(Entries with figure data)
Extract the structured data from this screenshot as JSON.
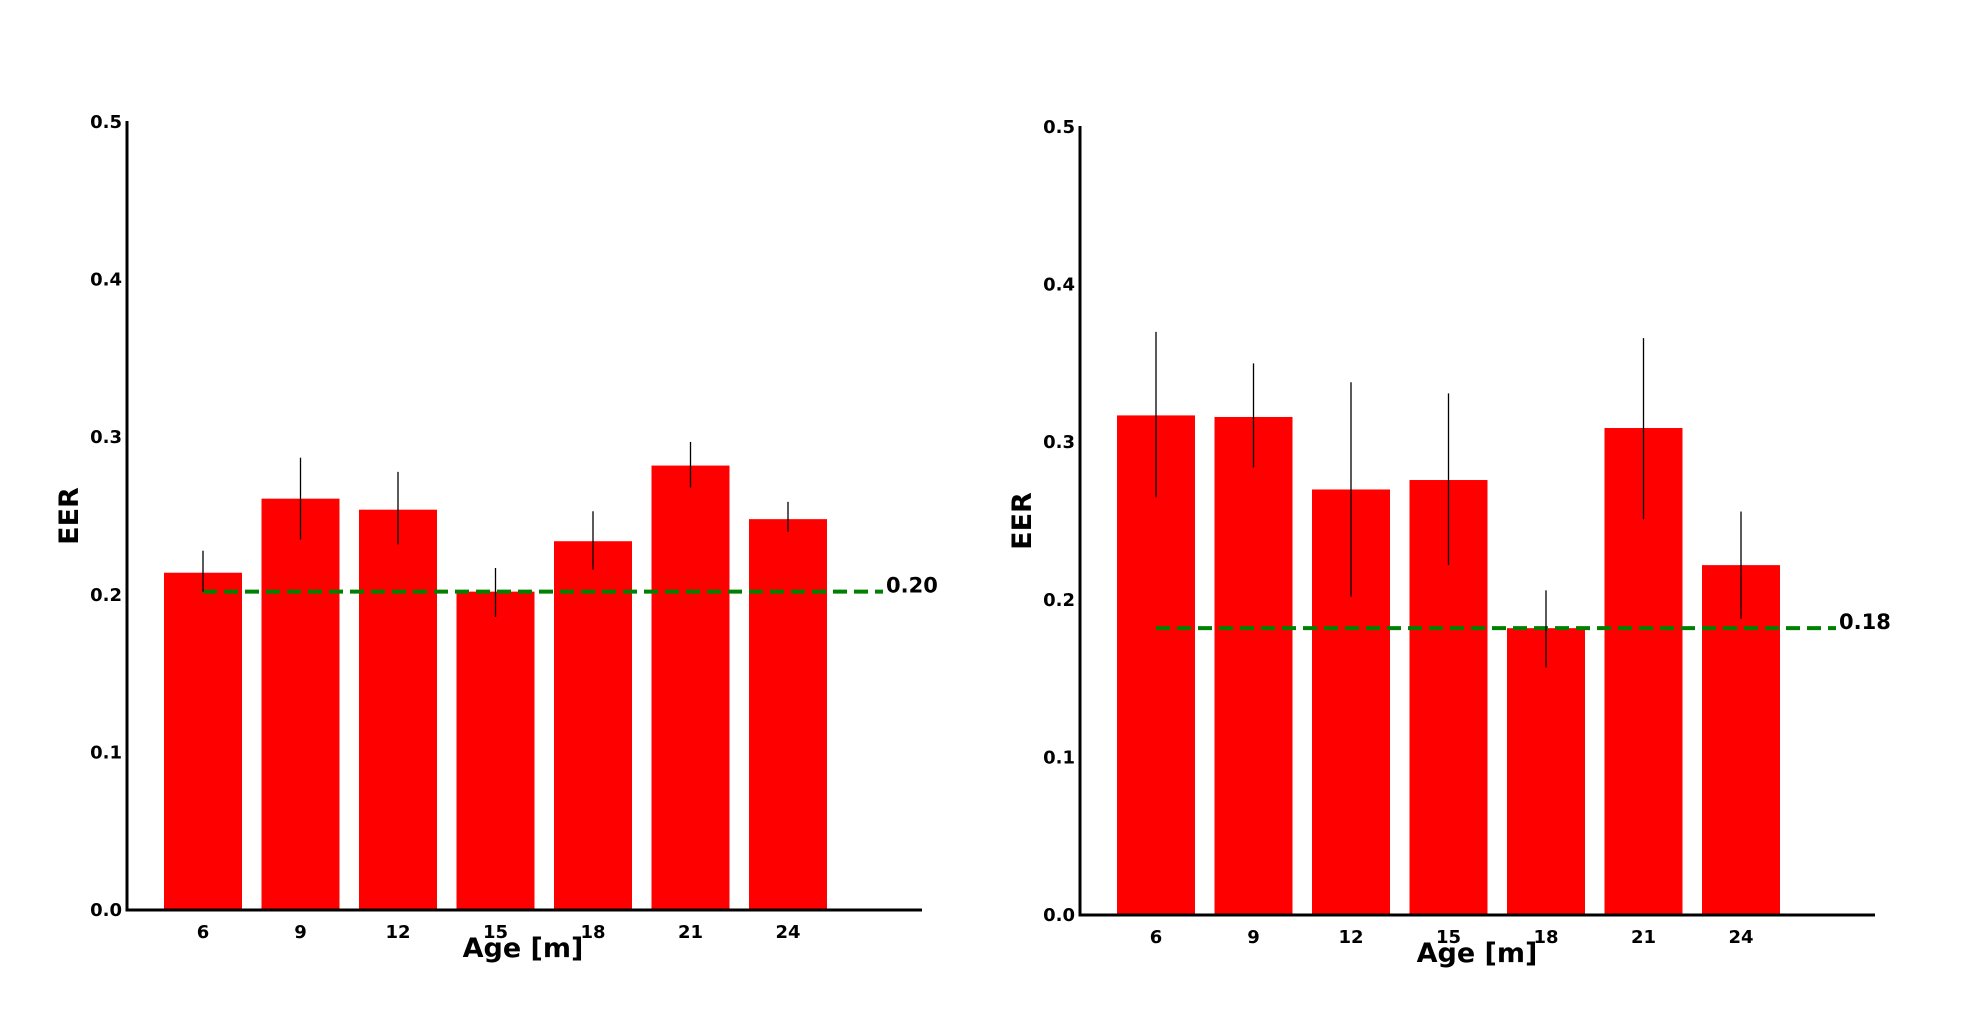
{
  "colors": {
    "bar": "#ff0000",
    "reference_line": "#008000",
    "error_bar": "#000000",
    "axis": "#000000"
  },
  "chart_data": [
    {
      "type": "bar",
      "title": "",
      "xlabel": "Age [m]",
      "ylabel": "EER",
      "categories": [
        "6",
        "9",
        "12",
        "15",
        "18",
        "21",
        "24"
      ],
      "values": [
        0.214,
        0.261,
        0.254,
        0.202,
        0.234,
        0.282,
        0.248
      ],
      "error_low": [
        0.202,
        0.235,
        0.232,
        0.186,
        0.216,
        0.268,
        0.24
      ],
      "error_high": [
        0.228,
        0.287,
        0.278,
        0.217,
        0.253,
        0.297,
        0.259
      ],
      "yticks": [
        "0.0",
        "0.1",
        "0.2",
        "0.3",
        "0.4",
        "0.5"
      ],
      "ylim": [
        0,
        0.5
      ],
      "reference_line": {
        "value": 0.202,
        "label": "0.20",
        "style": "dashed"
      },
      "grid": false,
      "legend": "none"
    },
    {
      "type": "bar",
      "title": "",
      "xlabel": "Age [m]",
      "ylabel": "EER",
      "categories": [
        "6",
        "9",
        "12",
        "15",
        "18",
        "21",
        "24"
      ],
      "values": [
        0.317,
        0.316,
        0.27,
        0.276,
        0.182,
        0.309,
        0.222
      ],
      "error_low": [
        0.265,
        0.284,
        0.202,
        0.222,
        0.157,
        0.251,
        0.188
      ],
      "error_high": [
        0.37,
        0.35,
        0.338,
        0.331,
        0.206,
        0.366,
        0.256
      ],
      "yticks": [
        "0.0",
        "0.1",
        "0.2",
        "0.3",
        "0.4",
        "0.5"
      ],
      "ylim": [
        0,
        0.5
      ],
      "reference_line": {
        "value": 0.182,
        "label": "0.18",
        "style": "dashed"
      },
      "grid": false,
      "legend": "none"
    }
  ]
}
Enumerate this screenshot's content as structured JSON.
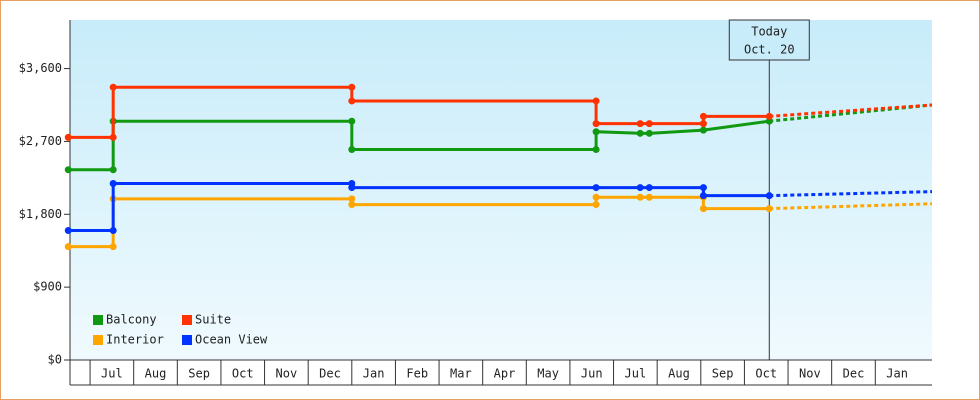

-- WORK TO BE COMPLETED --
Which lines hold the string "screenshot"? Copy all of them from the data above.

-- RESPONSE TO THIS TASK --
Extract the structured data from this screenshot as JSON.
Enumerate this screenshot's content as structured JSON.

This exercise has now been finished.